## [Exercise directions]
Copy out all of the following material line for line, changing nothing.

## [Data rows]
▬▬▬▬▬▬▬▬▬▬

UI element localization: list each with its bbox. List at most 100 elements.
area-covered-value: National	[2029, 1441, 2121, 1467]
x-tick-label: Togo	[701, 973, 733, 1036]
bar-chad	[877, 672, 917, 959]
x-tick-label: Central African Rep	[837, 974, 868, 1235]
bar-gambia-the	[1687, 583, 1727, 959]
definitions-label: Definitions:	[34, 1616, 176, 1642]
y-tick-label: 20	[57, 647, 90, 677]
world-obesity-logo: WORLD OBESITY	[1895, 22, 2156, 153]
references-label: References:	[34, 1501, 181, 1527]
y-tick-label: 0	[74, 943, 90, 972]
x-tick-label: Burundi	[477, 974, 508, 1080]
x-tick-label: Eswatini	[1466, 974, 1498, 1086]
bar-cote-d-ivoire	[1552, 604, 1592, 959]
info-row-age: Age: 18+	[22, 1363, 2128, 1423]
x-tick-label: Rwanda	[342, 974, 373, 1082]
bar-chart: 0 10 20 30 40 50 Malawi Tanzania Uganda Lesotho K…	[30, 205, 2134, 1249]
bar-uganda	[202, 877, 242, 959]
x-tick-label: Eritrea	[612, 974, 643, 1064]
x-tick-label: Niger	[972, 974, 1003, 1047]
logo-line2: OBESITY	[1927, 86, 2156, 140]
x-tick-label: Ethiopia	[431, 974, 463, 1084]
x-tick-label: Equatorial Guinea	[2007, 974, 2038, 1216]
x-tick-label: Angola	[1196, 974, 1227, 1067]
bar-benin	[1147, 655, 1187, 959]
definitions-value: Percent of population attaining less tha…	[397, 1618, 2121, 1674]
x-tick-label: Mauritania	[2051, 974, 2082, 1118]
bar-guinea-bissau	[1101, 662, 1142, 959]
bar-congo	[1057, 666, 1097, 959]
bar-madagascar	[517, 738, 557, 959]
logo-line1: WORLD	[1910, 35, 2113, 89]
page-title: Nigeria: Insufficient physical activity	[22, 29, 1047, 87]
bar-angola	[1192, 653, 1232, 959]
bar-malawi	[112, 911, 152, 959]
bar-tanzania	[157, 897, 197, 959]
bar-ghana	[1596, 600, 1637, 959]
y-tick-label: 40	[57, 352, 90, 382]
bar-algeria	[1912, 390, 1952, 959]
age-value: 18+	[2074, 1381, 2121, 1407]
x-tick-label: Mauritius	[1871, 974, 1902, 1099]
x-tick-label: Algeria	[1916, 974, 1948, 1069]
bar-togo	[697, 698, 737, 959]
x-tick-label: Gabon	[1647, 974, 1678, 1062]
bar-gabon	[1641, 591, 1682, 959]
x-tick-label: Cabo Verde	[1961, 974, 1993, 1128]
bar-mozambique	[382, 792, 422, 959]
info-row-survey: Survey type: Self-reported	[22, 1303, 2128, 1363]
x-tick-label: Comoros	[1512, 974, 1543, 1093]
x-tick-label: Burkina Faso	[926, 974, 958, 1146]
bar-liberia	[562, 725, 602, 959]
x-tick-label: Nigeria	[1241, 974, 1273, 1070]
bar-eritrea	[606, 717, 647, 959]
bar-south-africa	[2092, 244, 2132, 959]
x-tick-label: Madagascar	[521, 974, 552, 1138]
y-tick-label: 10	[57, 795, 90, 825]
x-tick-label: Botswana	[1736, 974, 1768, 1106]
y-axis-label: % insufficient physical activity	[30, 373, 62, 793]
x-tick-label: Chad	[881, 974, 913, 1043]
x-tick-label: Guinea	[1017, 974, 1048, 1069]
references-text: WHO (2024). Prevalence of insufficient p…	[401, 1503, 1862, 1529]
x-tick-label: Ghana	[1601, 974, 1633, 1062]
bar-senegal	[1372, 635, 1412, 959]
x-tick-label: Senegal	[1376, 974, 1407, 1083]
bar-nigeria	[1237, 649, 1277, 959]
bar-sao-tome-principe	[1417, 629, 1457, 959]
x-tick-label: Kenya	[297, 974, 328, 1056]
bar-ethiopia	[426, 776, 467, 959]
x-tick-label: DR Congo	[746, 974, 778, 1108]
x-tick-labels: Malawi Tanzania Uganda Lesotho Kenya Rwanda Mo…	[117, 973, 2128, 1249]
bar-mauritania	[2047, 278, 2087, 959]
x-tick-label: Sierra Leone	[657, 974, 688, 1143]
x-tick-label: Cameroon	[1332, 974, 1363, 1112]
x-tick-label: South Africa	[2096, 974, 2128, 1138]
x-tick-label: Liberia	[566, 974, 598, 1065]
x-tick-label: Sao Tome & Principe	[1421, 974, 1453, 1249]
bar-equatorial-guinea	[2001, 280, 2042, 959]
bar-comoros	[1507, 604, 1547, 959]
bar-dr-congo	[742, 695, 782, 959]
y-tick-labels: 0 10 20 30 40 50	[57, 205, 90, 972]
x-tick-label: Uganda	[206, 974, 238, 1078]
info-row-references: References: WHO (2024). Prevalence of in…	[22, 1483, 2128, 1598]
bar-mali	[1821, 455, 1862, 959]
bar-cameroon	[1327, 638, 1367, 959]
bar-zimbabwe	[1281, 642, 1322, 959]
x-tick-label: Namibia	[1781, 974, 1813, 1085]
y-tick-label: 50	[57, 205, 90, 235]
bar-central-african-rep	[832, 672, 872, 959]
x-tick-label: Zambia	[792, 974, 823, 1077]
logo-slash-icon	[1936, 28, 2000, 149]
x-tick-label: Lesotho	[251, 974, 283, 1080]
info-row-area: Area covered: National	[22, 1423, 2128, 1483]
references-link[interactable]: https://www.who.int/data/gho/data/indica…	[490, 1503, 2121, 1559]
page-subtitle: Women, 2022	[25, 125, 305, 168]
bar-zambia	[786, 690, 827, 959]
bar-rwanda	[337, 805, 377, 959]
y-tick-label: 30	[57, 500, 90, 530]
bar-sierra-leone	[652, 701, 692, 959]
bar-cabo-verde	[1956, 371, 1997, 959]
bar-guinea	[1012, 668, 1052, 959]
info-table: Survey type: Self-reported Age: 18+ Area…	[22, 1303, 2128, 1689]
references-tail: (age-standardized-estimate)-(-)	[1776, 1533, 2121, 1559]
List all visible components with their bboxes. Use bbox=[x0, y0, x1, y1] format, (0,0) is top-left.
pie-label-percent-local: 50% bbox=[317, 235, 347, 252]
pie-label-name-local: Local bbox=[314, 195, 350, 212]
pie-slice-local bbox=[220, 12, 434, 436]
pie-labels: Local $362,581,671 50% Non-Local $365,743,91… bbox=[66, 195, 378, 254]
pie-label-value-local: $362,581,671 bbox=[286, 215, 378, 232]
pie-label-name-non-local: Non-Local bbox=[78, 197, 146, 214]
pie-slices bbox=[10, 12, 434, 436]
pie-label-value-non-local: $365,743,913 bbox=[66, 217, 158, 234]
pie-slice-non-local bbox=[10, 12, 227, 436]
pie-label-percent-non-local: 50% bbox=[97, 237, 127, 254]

▬▬▬▬▬▬▬▬▬▬

## [Exercise result]
UI element localization: list each with its bbox. List at most 100 elements.
area-covered-value: National	[2029, 1441, 2121, 1467]
x-tick-label: Togo	[701, 973, 733, 1036]
bar-chad	[877, 672, 917, 959]
x-tick-label: Central African Rep	[837, 974, 868, 1235]
bar-gambia-the	[1687, 583, 1727, 959]
definitions-label: Definitions:	[34, 1616, 176, 1642]
y-tick-label: 20	[57, 647, 90, 677]
world-obesity-logo: WORLD OBESITY	[1895, 22, 2156, 153]
references-label: References:	[34, 1501, 181, 1527]
y-tick-label: 0	[74, 943, 90, 972]
x-tick-label: Burundi	[477, 974, 508, 1080]
x-tick-label: Eswatini	[1466, 974, 1498, 1086]
bar-cote-d-ivoire	[1552, 604, 1592, 959]
info-row-age: Age: 18+	[22, 1363, 2128, 1423]
x-tick-label: Rwanda	[342, 974, 373, 1082]
bar-chart: 0 10 20 30 40 50 Malawi Tanzania Uganda Lesotho K…	[30, 205, 2134, 1249]
bar-uganda	[202, 877, 242, 959]
x-tick-label: Eritrea	[612, 974, 643, 1064]
x-tick-label: Niger	[972, 974, 1003, 1047]
logo-line2: OBESITY	[1927, 86, 2156, 140]
x-tick-label: Ethiopia	[431, 974, 463, 1084]
x-tick-label: Equatorial Guinea	[2007, 974, 2038, 1216]
x-tick-label: Angola	[1196, 974, 1227, 1067]
bar-benin	[1147, 655, 1187, 959]
definitions-value: Percent of population attaining less tha…	[397, 1618, 2121, 1674]
x-tick-label: Mauritania	[2051, 974, 2082, 1118]
bar-guinea-bissau	[1101, 662, 1142, 959]
bar-congo	[1057, 666, 1097, 959]
bar-madagascar	[517, 738, 557, 959]
logo-line1: WORLD	[1910, 35, 2113, 89]
page-title: Nigeria: Insufficient physical activity	[22, 29, 1047, 87]
bar-angola	[1192, 653, 1232, 959]
bar-malawi	[112, 911, 152, 959]
bar-tanzania	[157, 897, 197, 959]
bar-ghana	[1596, 600, 1637, 959]
y-tick-label: 40	[57, 352, 90, 382]
bar-algeria	[1912, 390, 1952, 959]
age-value: 18+	[2074, 1381, 2121, 1407]
x-tick-label: Mauritius	[1871, 974, 1902, 1099]
x-tick-label: Algeria	[1916, 974, 1948, 1069]
bar-togo	[697, 698, 737, 959]
x-tick-label: Gabon	[1647, 974, 1678, 1062]
bar-gabon	[1641, 591, 1682, 959]
x-tick-label: Cabo Verde	[1961, 974, 1993, 1128]
bar-mozambique	[382, 792, 422, 959]
info-row-survey: Survey type: Self-reported	[22, 1303, 2128, 1363]
x-tick-label: Comoros	[1512, 974, 1543, 1093]
x-tick-label: Burkina Faso	[926, 974, 958, 1146]
bar-liberia	[562, 725, 602, 959]
x-tick-label: Nigeria	[1241, 974, 1273, 1070]
bar-eritrea	[606, 717, 647, 959]
bar-south-africa	[2092, 244, 2132, 959]
x-tick-label: Madagascar	[521, 974, 552, 1138]
y-tick-label: 10	[57, 795, 90, 825]
x-tick-label: Botswana	[1736, 974, 1768, 1106]
y-axis-label: % insufficient physical activity	[30, 373, 62, 793]
x-tick-label: Chad	[881, 974, 913, 1043]
x-tick-label: Guinea	[1017, 974, 1048, 1069]
references-text: WHO (2024). Prevalence of insufficient p…	[401, 1503, 1862, 1529]
x-tick-label: Ghana	[1601, 974, 1633, 1062]
bar-senegal	[1372, 635, 1412, 959]
x-tick-label: Senegal	[1376, 974, 1407, 1083]
bar-nigeria	[1237, 649, 1277, 959]
bar-sao-tome-principe	[1417, 629, 1457, 959]
x-tick-label: Kenya	[297, 974, 328, 1056]
bar-ethiopia	[426, 776, 467, 959]
x-tick-label: DR Congo	[746, 974, 778, 1108]
x-tick-labels: Malawi Tanzania Uganda Lesotho Kenya Rwanda Mo…	[117, 973, 2128, 1249]
bar-mauritania	[2047, 278, 2087, 959]
x-tick-label: Sierra Leone	[657, 974, 688, 1143]
x-tick-label: Cameroon	[1332, 974, 1363, 1112]
x-tick-label: South Africa	[2096, 974, 2128, 1138]
x-tick-label: Liberia	[566, 974, 598, 1065]
x-tick-label: Sao Tome & Principe	[1421, 974, 1453, 1249]
bar-equatorial-guinea	[2001, 280, 2042, 959]
bar-comoros	[1507, 604, 1547, 959]
bar-dr-congo	[742, 695, 782, 959]
y-tick-labels: 0 10 20 30 40 50	[57, 205, 90, 972]
x-tick-label: Uganda	[206, 974, 238, 1078]
info-row-references: References: WHO (2024). Prevalence of in…	[22, 1483, 2128, 1598]
bar-mali	[1821, 455, 1862, 959]
bar-cameroon	[1327, 638, 1367, 959]
bar-zimbabwe	[1281, 642, 1322, 959]
x-tick-label: Namibia	[1781, 974, 1813, 1085]
y-tick-label: 50	[57, 205, 90, 235]
bar-central-african-rep	[832, 672, 872, 959]
x-tick-label: Zambia	[792, 974, 823, 1077]
logo-slash-icon	[1936, 28, 2000, 149]
x-tick-label: Lesotho	[251, 974, 283, 1080]
info-row-area: Area covered: National	[22, 1423, 2128, 1483]
references-link[interactable]: https://www.who.int/data/gho/data/indica…	[490, 1503, 2121, 1559]
page-subtitle: Women, 2022	[25, 125, 305, 168]
bar-zambia	[786, 690, 827, 959]
bar-rwanda	[337, 805, 377, 959]
y-tick-label: 30	[57, 500, 90, 530]
bar-sierra-leone	[652, 701, 692, 959]
bar-cabo-verde	[1956, 371, 1997, 959]
bar-guinea	[1012, 668, 1052, 959]
info-table: Survey type: Self-reported Age: 18+ Area…	[22, 1303, 2128, 1689]
references-tail: (age-standardized-estimate)-(-)	[1776, 1533, 2121, 1559]
List all visible components with their bboxes. Use bbox=[x0, y0, x1, y1] format, (0,0) is top-left.
pie-label-percent-local: 50% bbox=[317, 235, 347, 252]
pie-label-name-local: Local bbox=[314, 195, 350, 212]
pie-slice-local bbox=[220, 12, 434, 436]
pie-labels: Local $362,581,671 50% Non-Local $365,743,91… bbox=[66, 195, 378, 254]
pie-label-value-local: $362,581,671 bbox=[286, 215, 378, 232]
pie-label-name-non-local: Non-Local bbox=[78, 197, 146, 214]
pie-slices bbox=[10, 12, 434, 436]
pie-label-value-non-local: $365,743,913 bbox=[66, 217, 158, 234]
pie-slice-non-local bbox=[10, 12, 227, 436]
pie-label-percent-non-local: 50% bbox=[97, 237, 127, 254]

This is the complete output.